▶ Exercise materials
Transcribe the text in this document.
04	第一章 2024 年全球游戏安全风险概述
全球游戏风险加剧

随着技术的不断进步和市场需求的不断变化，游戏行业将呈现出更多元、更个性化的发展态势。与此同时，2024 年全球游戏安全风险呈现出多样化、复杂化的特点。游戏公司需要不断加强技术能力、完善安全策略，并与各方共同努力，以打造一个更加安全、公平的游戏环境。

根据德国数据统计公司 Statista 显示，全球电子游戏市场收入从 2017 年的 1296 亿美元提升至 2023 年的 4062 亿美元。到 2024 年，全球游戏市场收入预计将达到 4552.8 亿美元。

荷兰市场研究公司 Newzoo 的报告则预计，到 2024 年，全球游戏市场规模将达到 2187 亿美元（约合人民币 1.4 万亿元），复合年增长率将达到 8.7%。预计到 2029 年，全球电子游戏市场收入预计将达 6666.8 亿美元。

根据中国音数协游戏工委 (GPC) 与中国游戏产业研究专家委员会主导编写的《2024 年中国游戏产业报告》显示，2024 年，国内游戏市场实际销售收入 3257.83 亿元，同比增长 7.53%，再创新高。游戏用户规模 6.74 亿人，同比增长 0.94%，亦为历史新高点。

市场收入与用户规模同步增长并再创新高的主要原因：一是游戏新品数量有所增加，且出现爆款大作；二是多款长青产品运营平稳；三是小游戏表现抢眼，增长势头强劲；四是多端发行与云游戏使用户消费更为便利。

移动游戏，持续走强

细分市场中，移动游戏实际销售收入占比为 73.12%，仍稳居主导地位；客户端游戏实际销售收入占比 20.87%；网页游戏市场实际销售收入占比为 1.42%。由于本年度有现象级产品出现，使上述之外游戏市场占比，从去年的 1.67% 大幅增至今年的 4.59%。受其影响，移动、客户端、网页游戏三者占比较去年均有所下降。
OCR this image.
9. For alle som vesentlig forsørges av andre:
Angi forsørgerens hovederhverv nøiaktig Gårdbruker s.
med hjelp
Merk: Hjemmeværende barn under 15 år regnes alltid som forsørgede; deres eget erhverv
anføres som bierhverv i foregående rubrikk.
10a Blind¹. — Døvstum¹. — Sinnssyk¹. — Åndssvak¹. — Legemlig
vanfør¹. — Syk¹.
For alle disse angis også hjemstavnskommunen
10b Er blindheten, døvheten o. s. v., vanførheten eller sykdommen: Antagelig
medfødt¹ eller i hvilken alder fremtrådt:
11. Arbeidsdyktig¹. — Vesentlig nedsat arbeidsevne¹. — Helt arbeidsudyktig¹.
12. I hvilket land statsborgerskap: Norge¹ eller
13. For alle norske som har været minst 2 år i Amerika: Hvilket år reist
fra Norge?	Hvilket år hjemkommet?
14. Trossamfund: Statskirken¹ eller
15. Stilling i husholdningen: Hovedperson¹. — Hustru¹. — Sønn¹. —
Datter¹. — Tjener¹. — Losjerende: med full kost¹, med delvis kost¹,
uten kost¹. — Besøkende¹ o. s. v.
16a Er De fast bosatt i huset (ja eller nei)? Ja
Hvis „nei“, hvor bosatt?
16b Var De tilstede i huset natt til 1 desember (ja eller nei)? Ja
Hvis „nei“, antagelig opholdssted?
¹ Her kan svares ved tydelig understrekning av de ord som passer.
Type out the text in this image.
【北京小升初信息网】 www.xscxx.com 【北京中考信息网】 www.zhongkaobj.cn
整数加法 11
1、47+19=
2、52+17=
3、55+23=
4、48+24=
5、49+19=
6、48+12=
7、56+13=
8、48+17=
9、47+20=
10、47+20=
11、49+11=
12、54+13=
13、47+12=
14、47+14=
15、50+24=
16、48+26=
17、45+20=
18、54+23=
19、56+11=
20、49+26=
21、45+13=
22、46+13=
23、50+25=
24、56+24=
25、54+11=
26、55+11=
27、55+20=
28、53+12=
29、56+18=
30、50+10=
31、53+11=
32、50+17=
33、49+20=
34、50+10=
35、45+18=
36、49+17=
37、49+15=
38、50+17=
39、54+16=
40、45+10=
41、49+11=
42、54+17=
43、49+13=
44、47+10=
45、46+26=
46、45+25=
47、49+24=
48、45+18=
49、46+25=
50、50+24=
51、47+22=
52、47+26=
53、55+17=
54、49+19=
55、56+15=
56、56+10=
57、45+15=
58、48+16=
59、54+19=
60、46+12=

▶ Task objective
Report only the number of lines that hold the string "text" in this listing.

▶ Result of this task
2